* _Problem requirements_
Your task is to copy each line that has the word "Trump".

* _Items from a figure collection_
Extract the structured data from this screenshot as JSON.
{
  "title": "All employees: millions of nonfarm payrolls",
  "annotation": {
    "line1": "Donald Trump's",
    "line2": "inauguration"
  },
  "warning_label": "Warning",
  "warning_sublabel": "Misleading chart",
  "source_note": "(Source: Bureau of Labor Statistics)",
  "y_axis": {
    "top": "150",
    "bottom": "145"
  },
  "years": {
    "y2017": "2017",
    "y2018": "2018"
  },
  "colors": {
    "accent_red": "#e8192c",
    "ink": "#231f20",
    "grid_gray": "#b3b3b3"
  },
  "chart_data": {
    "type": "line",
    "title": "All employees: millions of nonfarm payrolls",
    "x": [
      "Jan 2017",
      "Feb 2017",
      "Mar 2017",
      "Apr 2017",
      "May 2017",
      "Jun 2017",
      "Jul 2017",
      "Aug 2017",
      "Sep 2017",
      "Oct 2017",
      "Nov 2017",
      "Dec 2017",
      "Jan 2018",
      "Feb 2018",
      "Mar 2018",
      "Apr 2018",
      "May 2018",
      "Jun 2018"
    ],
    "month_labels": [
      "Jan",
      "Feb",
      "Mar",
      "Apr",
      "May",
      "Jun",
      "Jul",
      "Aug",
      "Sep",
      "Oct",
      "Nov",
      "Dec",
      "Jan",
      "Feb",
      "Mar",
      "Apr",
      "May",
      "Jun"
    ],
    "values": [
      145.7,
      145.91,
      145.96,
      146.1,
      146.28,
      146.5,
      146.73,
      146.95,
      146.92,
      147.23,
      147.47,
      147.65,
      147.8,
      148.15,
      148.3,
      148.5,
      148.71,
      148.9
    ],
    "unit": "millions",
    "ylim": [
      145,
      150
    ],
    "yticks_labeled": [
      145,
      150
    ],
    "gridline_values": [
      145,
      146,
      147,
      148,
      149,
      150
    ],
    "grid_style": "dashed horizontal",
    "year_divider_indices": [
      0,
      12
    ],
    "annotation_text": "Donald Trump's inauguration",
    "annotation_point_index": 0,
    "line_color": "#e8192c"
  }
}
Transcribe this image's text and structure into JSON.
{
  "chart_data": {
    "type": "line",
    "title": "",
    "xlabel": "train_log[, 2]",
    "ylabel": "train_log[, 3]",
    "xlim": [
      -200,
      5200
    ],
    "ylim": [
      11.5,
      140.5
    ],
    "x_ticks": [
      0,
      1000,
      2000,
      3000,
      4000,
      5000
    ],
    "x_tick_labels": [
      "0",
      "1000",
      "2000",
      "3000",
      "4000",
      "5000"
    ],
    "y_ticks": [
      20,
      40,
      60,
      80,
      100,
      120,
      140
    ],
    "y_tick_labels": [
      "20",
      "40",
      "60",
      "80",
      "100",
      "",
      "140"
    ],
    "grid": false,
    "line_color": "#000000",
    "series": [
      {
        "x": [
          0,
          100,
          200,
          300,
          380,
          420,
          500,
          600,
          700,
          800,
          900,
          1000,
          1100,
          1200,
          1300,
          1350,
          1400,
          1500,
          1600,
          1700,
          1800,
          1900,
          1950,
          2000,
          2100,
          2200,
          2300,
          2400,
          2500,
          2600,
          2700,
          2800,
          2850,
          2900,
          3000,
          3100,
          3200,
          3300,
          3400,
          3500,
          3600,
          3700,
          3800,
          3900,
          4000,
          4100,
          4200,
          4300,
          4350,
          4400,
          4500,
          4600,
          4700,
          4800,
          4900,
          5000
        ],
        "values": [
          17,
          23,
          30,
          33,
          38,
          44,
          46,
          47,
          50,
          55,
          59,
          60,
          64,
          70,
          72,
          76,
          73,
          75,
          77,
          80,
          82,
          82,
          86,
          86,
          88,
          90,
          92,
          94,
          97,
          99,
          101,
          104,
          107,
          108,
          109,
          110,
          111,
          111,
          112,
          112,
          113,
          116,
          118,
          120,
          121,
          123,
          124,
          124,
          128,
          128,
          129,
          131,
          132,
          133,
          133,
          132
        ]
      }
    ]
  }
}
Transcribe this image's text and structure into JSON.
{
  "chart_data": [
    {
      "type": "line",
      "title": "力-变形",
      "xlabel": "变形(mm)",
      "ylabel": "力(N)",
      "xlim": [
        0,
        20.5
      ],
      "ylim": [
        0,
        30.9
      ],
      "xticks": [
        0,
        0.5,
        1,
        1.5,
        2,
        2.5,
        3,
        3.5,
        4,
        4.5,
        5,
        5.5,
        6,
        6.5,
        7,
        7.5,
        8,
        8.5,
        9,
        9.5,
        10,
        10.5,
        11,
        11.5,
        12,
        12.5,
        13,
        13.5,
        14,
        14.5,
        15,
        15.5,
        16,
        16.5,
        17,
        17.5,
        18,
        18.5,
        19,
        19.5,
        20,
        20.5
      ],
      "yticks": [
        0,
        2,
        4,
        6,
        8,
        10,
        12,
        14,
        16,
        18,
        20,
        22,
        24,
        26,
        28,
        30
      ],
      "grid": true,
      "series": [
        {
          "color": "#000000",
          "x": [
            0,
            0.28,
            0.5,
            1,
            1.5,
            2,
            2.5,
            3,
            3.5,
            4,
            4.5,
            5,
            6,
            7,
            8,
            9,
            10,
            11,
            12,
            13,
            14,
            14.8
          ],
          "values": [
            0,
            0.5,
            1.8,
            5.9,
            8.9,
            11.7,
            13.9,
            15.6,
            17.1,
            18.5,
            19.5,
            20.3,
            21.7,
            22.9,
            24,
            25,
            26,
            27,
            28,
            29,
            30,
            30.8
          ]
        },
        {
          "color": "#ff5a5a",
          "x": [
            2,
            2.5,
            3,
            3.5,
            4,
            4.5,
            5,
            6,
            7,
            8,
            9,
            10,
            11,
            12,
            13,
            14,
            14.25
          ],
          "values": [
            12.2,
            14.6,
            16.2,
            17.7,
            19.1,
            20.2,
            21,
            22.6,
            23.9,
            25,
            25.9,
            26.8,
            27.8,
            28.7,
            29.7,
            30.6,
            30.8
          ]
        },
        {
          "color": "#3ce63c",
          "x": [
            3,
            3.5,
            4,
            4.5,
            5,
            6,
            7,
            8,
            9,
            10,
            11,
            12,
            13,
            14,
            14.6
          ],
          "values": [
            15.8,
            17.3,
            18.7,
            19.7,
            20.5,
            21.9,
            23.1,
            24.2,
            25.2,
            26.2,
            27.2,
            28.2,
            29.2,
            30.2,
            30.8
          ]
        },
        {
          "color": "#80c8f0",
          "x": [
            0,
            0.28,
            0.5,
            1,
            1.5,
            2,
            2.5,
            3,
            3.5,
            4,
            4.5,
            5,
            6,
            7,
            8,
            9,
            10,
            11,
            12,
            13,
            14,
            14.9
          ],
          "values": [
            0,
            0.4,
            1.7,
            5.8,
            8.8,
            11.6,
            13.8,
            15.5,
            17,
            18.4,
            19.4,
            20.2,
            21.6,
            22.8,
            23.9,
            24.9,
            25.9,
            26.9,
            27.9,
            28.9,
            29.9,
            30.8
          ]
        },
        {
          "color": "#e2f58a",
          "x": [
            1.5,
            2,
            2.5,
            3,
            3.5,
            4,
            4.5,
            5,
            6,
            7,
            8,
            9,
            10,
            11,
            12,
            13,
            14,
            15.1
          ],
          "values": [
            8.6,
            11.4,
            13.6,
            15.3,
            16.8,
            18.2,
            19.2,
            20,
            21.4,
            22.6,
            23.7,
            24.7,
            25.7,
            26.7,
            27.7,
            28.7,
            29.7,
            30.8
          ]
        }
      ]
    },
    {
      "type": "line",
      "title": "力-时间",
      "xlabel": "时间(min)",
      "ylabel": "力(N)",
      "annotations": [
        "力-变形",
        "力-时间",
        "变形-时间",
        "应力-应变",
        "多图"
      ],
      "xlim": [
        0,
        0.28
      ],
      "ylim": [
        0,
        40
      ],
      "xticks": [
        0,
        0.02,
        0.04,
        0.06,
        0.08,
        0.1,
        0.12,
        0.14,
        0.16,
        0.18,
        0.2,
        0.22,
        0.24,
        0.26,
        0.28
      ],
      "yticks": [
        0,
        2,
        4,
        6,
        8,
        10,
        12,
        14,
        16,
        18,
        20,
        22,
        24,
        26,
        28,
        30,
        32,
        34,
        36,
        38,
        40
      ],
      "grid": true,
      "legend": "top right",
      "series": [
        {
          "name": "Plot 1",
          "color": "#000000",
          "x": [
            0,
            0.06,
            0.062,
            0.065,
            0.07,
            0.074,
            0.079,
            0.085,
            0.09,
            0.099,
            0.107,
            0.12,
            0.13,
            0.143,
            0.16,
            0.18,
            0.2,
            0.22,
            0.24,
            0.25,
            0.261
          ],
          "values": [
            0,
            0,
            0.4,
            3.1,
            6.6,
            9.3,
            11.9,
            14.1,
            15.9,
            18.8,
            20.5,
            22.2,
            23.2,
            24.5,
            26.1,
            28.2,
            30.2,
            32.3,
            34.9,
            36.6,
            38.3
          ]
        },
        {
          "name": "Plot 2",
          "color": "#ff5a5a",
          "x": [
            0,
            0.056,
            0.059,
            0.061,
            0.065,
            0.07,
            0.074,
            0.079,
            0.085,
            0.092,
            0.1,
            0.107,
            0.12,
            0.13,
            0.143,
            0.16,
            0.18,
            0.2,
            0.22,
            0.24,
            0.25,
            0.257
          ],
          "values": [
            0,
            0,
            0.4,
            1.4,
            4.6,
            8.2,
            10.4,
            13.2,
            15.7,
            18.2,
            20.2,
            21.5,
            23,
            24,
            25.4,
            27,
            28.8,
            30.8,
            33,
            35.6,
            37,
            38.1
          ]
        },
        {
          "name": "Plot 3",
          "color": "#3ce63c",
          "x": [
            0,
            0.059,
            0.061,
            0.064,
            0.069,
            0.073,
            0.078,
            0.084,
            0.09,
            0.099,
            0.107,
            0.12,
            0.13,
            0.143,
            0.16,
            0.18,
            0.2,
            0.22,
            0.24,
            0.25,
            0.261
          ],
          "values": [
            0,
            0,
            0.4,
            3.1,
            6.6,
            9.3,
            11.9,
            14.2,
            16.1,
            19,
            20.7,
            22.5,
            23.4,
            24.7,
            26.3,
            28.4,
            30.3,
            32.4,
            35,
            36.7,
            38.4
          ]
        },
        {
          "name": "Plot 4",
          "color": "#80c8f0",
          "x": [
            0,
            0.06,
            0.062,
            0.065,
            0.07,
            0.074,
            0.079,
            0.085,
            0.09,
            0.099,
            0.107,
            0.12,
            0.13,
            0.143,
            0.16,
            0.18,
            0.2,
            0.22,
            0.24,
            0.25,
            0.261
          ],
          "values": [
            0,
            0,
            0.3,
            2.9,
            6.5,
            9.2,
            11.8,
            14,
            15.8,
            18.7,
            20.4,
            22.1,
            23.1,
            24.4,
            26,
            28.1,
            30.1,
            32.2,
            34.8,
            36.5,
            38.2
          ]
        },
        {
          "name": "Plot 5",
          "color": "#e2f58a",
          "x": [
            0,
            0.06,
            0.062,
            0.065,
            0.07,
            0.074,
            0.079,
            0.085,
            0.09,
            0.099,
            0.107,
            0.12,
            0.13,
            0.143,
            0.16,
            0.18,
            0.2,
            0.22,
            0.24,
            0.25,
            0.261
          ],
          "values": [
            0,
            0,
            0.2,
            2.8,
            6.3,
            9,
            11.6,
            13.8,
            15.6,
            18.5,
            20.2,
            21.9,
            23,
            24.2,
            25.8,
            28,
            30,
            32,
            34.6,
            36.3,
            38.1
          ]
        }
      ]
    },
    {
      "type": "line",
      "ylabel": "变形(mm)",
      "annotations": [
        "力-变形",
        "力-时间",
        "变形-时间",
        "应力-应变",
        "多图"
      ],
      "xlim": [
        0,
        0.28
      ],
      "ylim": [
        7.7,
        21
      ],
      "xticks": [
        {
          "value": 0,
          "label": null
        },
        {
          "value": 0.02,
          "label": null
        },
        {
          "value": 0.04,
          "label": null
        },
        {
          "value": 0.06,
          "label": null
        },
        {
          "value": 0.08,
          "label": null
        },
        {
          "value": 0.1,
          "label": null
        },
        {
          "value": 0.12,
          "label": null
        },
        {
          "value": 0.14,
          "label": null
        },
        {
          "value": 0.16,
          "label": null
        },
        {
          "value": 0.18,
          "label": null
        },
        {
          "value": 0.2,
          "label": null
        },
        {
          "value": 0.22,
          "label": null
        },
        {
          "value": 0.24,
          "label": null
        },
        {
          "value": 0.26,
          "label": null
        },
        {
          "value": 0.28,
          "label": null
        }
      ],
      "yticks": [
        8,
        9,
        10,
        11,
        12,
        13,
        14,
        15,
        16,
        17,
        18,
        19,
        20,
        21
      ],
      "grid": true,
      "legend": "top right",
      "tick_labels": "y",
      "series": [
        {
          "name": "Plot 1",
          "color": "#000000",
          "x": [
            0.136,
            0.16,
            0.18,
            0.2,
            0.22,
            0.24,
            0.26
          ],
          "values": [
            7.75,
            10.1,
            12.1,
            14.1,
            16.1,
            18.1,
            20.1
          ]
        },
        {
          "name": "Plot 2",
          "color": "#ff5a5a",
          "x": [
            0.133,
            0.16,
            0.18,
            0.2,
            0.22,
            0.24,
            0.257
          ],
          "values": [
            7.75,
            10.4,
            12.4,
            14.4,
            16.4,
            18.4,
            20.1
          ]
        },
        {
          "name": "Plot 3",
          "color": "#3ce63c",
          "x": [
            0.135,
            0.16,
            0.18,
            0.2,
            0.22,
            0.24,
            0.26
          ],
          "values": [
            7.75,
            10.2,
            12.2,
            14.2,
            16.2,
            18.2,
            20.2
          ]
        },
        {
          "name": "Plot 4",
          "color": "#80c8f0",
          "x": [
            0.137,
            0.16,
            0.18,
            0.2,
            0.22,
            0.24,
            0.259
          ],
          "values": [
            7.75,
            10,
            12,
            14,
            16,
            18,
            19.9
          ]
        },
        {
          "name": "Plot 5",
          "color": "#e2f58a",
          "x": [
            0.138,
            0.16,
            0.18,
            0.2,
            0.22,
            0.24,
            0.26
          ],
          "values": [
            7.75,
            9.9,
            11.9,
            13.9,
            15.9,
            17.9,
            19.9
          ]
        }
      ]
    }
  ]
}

* _Finished answer_
    "line1": "Donald Trump's",
    "annotation_text": "Donald Trump's inauguration",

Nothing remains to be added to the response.